_Written exercise_.
Return the listing below verbatim. Pictures do not belong in the copy.

_Provided information_.
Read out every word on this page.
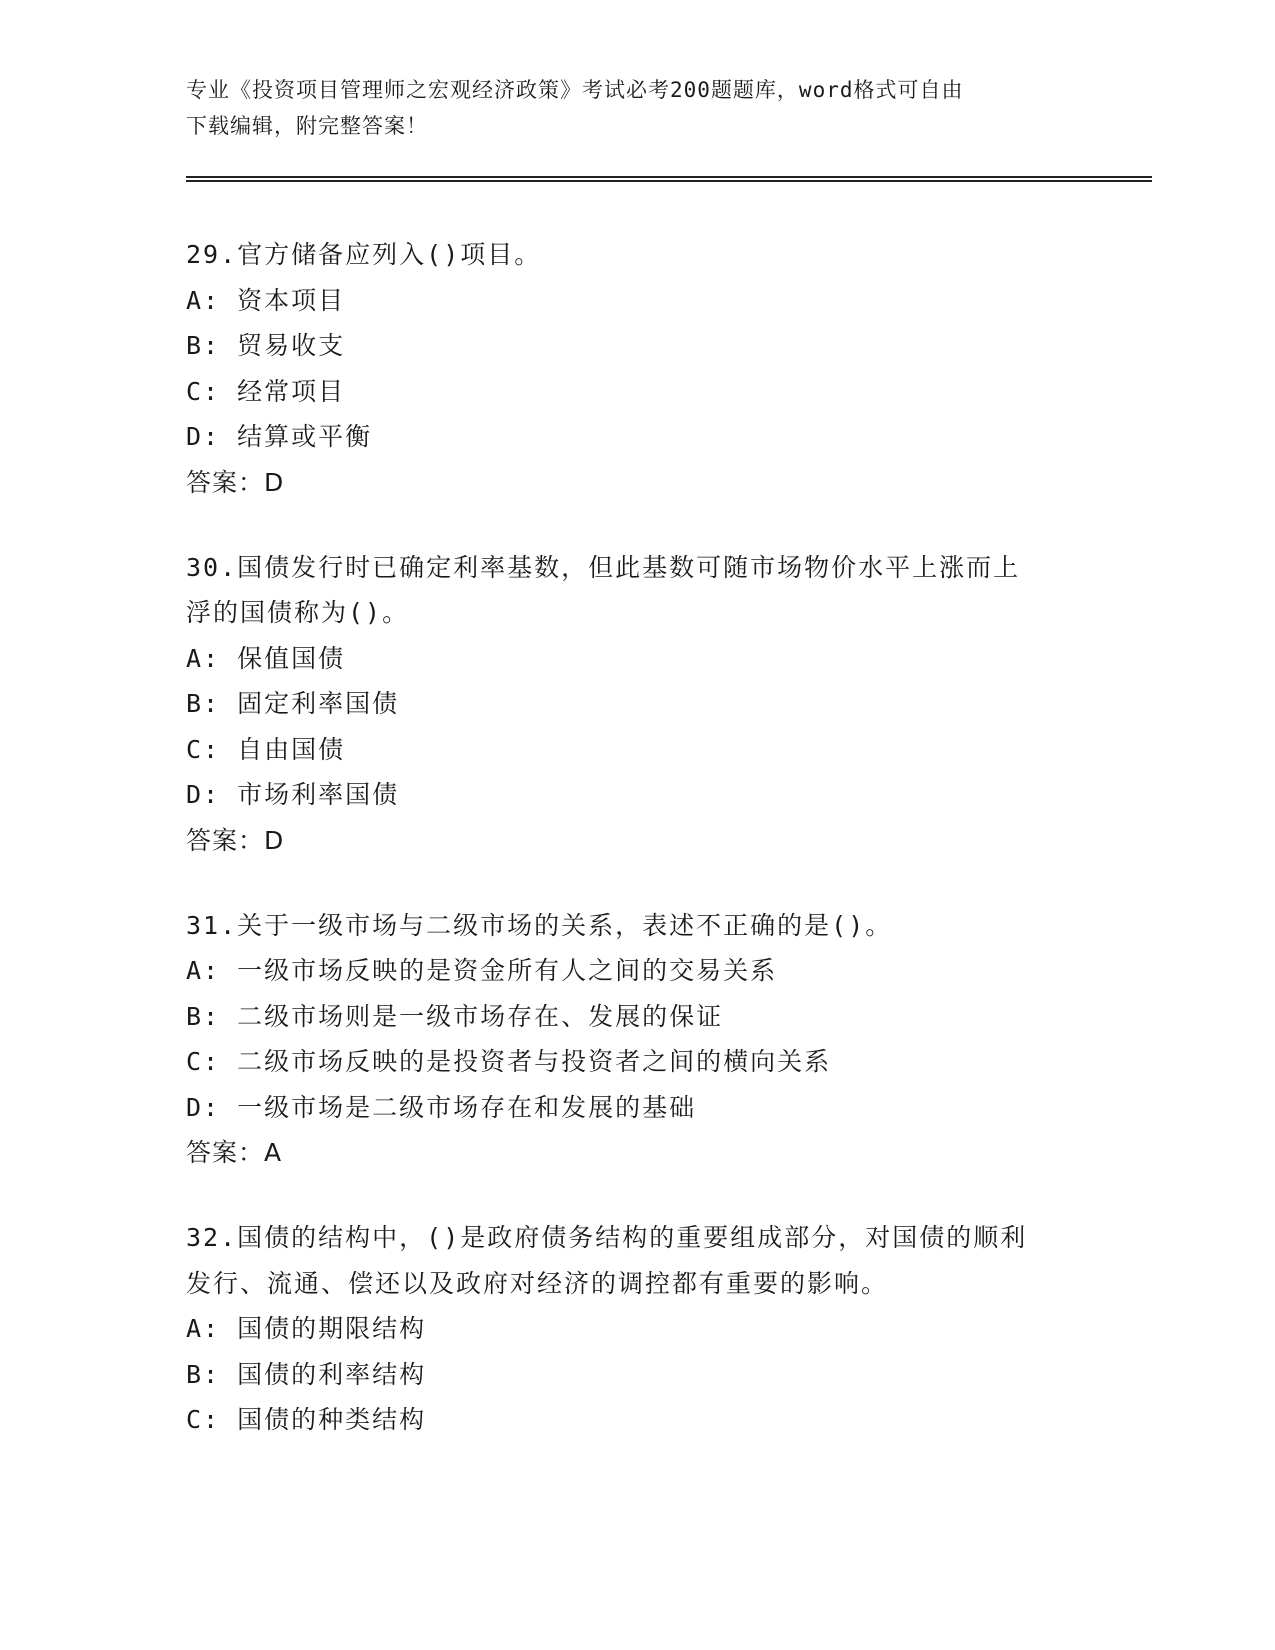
专业《投资项目管理师之宏观经济政策》考试必考200题题库，word格式可自由
下载编辑，附完整答案！
29.官方储备应列入()项目。
A: 资本项目
B: 贸易收支
C: 经常项目
D: 结算或平衡
答案：D
30.国债发行时已确定利率基数，但此基数可随市场物价水平上涨而上
浮的国债称为()。
A: 保值国债
B: 固定利率国债
C: 自由国债
D: 市场利率国债
答案：D
31.关于一级市场与二级市场的关系，表述不正确的是()。
A: 一级市场反映的是资金所有人之间的交易关系
B: 二级市场则是一级市场存在、发展的保证
C: 二级市场反映的是投资者与投资者之间的横向关系
D: 一级市场是二级市场存在和发展的基础
答案：A
32.国债的结构中，()是政府债务结构的重要组成部分，对国债的顺利
发行、流通、偿还以及政府对经济的调控都有重要的影响。
A: 国债的期限结构
B: 国债的利率结构
C: 国债的种类结构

_Response to the exercise_.
Read out every word on this page.
专业《投资项目管理师之宏观经济政策》考试必考200题题库，word格式可自由
下载编辑，附完整答案！
29.官方储备应列入()项目。
A: 资本项目
B: 贸易收支
C: 经常项目
D: 结算或平衡
答案：D
30.国债发行时已确定利率基数，但此基数可随市场物价水平上涨而上
浮的国债称为()。
A: 保值国债
B: 固定利率国债
C: 自由国债
D: 市场利率国债
答案：D
31.关于一级市场与二级市场的关系，表述不正确的是()。
A: 一级市场反映的是资金所有人之间的交易关系
B: 二级市场则是一级市场存在、发展的保证
C: 二级市场反映的是投资者与投资者之间的横向关系
D: 一级市场是二级市场存在和发展的基础
答案：A
32.国债的结构中，()是政府债务结构的重要组成部分，对国债的顺利
发行、流通、偿还以及政府对经济的调控都有重要的影响。
A: 国债的期限结构
B: 国债的利率结构
C: 国债的种类结构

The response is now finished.